Without altering anything, repeat each of the records.
============
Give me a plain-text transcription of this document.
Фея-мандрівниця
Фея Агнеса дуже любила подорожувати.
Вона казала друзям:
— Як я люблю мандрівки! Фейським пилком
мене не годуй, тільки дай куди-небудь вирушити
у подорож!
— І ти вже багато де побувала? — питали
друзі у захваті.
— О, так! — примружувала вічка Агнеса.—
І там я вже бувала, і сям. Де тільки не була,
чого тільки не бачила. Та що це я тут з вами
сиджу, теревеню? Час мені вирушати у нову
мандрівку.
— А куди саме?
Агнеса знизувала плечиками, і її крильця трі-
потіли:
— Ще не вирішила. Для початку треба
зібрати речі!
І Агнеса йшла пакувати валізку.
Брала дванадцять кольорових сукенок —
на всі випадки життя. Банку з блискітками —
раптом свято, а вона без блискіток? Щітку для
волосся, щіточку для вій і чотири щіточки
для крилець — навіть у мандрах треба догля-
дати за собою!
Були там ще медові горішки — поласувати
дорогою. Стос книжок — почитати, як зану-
============
- Worked answer
Give me a plain-text transcription of this document.
Фея-мандрівниця
Фея Агнеса дуже любила подорожувати.
Вона казала друзям:
— Як я люблю мандрівки! Фейським пилком
мене не годуй, тільки дай куди-небудь вирушити
у подорож!
— І ти вже багато де побувала? — питали
друзі у захваті.
— О, так! — примружувала вічка Агнеса.—
І там я вже бувала, і сям. Де тільки не була,
чого тільки не бачила. Та що це я тут з вами
сиджу, теревеню? Час мені вирушати у нову
мандрівку.
— А куди саме?
Агнеса знизувала плечиками, і її крильця трі-
потіли:
— Ще не вирішила. Для початку треба
зібрати речі!
І Агнеса йшла пакувати валізку.
Брала дванадцять кольорових сукенок —
на всі випадки життя. Банку з блискітками —
раптом свято, а вона без блискіток? Щітку для
волосся, щіточку для вій і чотири щіточки
для крилець — навіть у мандрах треба догля-
дати за собою!
Були там ще медові горішки — поласувати
дорогою. Стос книжок — почитати, як зану-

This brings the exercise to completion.